* [INSTRUCTIONS TO FOLLOW]:
Return each line containing "выяснения".

* [RECORDS FOR THE TASK]:
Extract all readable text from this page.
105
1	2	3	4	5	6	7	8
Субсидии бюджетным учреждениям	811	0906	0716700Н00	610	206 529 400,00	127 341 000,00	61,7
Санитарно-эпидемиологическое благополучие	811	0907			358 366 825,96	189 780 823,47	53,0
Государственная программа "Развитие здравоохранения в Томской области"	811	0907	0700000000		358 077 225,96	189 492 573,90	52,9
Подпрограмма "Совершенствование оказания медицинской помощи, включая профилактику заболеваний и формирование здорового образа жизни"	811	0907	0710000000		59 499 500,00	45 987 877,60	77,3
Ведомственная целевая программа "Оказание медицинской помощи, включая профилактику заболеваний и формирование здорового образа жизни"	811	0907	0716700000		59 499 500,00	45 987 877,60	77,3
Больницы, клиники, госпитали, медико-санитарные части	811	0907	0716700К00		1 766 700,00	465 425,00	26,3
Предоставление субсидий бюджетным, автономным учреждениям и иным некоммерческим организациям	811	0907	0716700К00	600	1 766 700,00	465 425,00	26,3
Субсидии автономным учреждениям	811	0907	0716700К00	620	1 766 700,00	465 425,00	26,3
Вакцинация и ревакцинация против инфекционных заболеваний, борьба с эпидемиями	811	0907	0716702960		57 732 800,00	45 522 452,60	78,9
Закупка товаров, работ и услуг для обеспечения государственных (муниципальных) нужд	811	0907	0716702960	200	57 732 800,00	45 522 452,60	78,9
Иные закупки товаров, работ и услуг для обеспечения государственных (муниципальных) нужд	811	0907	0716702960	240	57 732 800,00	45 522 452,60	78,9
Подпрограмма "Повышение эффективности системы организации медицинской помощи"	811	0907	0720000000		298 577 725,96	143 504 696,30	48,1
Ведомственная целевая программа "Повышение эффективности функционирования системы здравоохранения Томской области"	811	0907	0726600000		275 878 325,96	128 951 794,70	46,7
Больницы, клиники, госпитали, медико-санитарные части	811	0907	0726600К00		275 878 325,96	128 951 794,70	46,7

* * *

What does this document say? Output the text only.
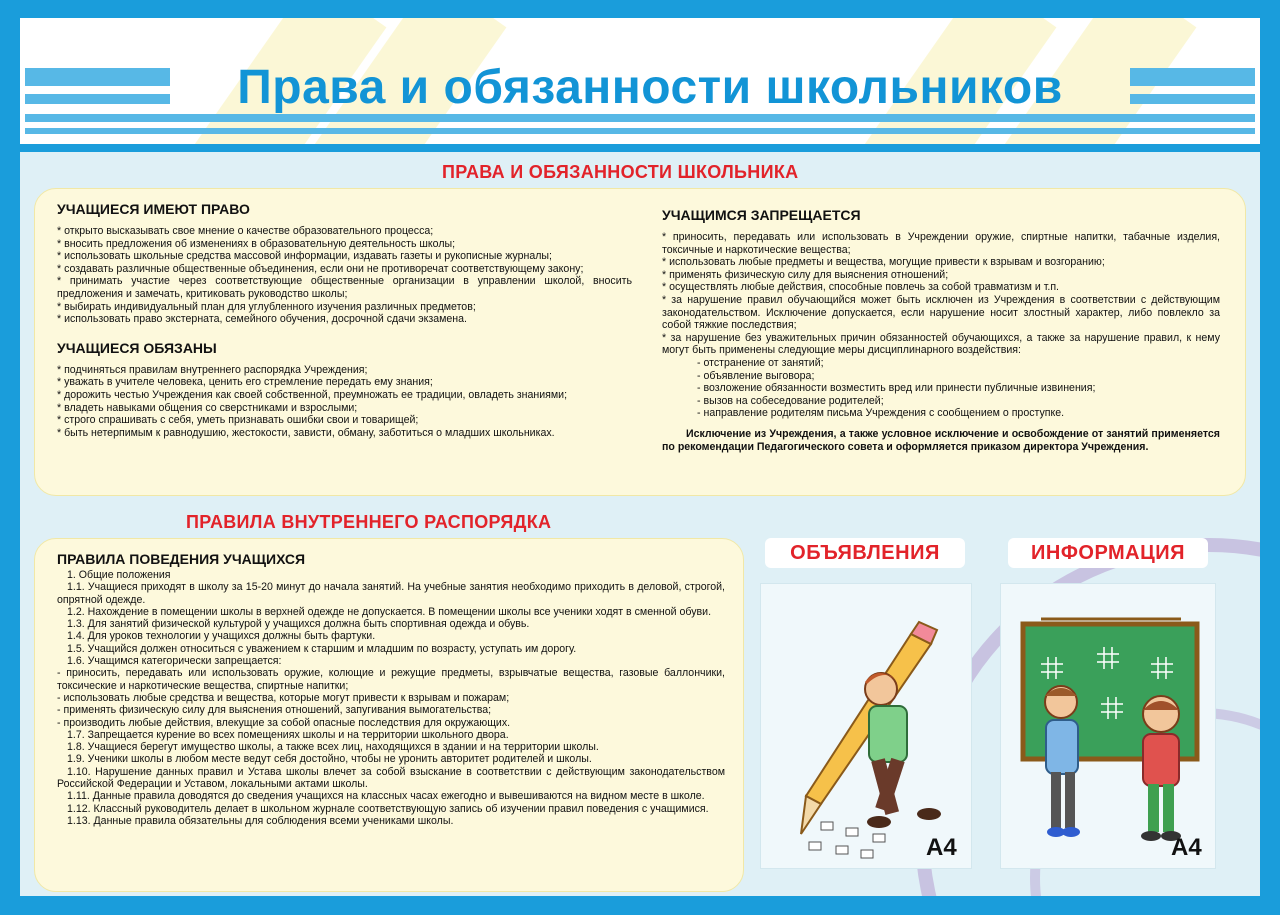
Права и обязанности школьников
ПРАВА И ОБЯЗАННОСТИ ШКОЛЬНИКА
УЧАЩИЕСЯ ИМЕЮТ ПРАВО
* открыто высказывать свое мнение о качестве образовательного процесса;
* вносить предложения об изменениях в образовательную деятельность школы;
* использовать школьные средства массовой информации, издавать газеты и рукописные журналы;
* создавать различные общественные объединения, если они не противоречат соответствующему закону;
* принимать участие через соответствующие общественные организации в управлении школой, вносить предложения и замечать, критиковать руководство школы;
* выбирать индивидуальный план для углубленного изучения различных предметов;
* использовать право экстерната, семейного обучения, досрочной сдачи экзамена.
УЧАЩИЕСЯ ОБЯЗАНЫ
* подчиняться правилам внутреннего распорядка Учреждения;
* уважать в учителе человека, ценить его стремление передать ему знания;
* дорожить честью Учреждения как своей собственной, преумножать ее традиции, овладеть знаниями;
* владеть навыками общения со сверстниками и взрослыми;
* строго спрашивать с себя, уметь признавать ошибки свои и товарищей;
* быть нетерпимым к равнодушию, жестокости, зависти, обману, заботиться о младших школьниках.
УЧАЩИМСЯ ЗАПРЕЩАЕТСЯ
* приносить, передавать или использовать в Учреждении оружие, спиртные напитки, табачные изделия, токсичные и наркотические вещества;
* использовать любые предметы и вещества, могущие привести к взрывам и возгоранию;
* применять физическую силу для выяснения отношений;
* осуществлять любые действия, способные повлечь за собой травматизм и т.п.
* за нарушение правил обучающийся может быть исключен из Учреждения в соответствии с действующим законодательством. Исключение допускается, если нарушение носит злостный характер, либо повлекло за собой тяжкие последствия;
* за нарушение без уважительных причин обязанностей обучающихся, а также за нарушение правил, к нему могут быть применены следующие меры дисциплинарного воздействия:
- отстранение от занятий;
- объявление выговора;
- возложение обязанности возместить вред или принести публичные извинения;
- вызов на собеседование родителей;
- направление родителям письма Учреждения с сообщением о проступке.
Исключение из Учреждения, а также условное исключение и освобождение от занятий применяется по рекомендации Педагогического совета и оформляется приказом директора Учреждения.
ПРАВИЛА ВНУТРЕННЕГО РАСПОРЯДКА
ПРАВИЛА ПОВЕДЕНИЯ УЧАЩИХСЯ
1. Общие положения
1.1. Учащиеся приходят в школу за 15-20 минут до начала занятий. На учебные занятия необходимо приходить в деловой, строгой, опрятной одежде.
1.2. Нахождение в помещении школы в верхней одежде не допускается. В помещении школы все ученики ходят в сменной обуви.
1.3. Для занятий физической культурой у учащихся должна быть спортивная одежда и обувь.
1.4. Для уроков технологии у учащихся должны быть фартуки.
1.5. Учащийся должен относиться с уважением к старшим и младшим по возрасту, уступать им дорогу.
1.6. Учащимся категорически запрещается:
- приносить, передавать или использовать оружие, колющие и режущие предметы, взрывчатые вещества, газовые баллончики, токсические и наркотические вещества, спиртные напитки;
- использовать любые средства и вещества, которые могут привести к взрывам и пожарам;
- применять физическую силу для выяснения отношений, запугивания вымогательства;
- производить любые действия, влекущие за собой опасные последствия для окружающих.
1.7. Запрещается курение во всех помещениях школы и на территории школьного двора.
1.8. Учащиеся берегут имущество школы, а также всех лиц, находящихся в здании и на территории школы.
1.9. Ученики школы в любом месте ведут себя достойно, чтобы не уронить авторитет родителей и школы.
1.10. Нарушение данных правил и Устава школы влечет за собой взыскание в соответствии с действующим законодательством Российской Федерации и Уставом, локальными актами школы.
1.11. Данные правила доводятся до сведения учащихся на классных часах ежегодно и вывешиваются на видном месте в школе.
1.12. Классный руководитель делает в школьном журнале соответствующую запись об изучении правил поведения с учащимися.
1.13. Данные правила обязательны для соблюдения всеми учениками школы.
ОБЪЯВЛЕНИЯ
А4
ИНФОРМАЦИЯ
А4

--

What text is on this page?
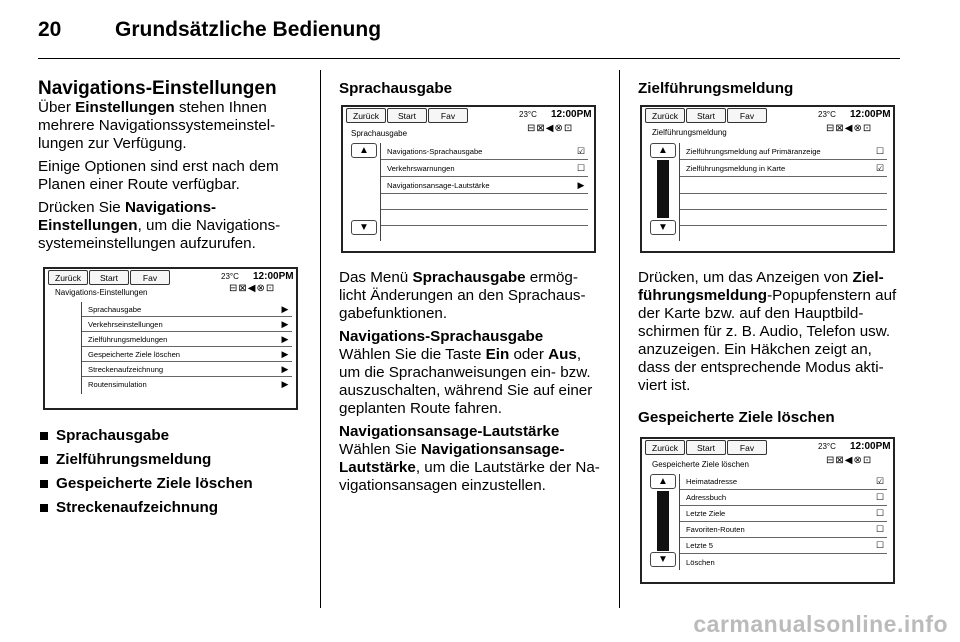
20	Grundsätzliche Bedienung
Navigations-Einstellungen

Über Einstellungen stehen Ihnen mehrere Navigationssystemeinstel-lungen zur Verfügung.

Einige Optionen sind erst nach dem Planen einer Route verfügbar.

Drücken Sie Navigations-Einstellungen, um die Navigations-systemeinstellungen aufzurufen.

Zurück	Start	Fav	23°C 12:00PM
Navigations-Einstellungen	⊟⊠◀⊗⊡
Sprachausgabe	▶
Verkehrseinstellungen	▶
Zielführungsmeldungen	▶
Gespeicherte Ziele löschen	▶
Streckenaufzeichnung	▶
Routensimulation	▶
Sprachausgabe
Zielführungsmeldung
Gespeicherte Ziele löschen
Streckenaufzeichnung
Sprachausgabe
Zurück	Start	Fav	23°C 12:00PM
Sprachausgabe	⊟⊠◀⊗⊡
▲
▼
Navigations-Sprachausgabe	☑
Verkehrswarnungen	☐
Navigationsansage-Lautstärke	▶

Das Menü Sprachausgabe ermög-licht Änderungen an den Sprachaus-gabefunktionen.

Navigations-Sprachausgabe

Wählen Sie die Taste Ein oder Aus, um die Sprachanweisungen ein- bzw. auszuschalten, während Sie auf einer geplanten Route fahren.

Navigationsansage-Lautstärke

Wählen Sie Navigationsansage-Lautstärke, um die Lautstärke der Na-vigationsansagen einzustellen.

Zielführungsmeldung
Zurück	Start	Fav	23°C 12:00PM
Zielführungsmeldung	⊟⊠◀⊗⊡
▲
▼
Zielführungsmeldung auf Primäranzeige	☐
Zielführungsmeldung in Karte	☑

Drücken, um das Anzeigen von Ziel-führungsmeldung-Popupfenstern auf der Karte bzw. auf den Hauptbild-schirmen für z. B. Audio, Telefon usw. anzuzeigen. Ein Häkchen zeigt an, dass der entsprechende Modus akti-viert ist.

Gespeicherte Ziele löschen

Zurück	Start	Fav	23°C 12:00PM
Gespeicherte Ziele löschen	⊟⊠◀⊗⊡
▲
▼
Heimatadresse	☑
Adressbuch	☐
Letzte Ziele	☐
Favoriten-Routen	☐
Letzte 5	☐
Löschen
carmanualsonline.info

* [RESULT]:
* применять физическую силу для выяснения отношений;
- применять физическую силу для выяснения отношений, запугивания вымогательства;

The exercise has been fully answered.